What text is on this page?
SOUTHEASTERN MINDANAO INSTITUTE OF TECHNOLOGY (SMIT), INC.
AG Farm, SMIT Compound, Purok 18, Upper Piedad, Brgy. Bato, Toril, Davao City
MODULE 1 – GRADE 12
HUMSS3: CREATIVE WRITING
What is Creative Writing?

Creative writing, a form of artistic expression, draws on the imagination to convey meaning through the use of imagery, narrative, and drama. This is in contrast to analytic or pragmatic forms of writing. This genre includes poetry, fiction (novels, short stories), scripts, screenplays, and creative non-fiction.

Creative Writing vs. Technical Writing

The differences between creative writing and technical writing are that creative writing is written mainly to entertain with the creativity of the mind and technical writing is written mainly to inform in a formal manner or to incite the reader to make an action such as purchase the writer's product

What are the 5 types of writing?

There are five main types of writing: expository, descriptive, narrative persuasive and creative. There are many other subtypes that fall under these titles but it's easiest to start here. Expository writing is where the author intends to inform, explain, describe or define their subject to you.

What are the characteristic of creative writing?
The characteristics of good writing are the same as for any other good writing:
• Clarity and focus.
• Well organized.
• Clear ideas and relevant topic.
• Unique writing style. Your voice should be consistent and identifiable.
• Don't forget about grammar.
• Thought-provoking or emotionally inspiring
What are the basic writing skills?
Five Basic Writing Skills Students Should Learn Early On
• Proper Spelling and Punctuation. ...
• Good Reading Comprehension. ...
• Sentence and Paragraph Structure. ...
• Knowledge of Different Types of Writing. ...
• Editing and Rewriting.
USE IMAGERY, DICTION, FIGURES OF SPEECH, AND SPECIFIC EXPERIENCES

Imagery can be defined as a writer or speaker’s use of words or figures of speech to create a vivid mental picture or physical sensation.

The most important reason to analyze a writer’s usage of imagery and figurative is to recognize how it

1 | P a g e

GIVEN REQUEST
Please quote the records above exactly, without skipping a line.

WRITTEN RESPONSE
What text is on this page?
SOUTHEASTERN MINDANAO INSTITUTE OF TECHNOLOGY (SMIT), INC.
AG Farm, SMIT Compound, Purok 18, Upper Piedad, Brgy. Bato, Toril, Davao City
MODULE 1 – GRADE 12
HUMSS3: CREATIVE WRITING
What is Creative Writing?

Creative writing, a form of artistic expression, draws on the imagination to convey meaning through the use of imagery, narrative, and drama. This is in contrast to analytic or pragmatic forms of writing. This genre includes poetry, fiction (novels, short stories), scripts, screenplays, and creative non-fiction.

Creative Writing vs. Technical Writing

The differences between creative writing and technical writing are that creative writing is written mainly to entertain with the creativity of the mind and technical writing is written mainly to inform in a formal manner or to incite the reader to make an action such as purchase the writer's product

What are the 5 types of writing?

There are five main types of writing: expository, descriptive, narrative persuasive and creative. There are many other subtypes that fall under these titles but it's easiest to start here. Expository writing is where the author intends to inform, explain, describe or define their subject to you.

What are the characteristic of creative writing?
The characteristics of good writing are the same as for any other good writing:
• Clarity and focus.
• Well organized.
• Clear ideas and relevant topic.
• Unique writing style. Your voice should be consistent and identifiable.
• Don't forget about grammar.
• Thought-provoking or emotionally inspiring
What are the basic writing skills?
Five Basic Writing Skills Students Should Learn Early On
• Proper Spelling and Punctuation. ...
• Good Reading Comprehension. ...
• Sentence and Paragraph Structure. ...
• Knowledge of Different Types of Writing. ...
• Editing and Rewriting.
USE IMAGERY, DICTION, FIGURES OF SPEECH, AND SPECIFIC EXPERIENCES

Imagery can be defined as a writer or speaker’s use of words or figures of speech to create a vivid mental picture or physical sensation.

The most important reason to analyze a writer’s usage of imagery and figurative is to recognize how it

1 | P a g e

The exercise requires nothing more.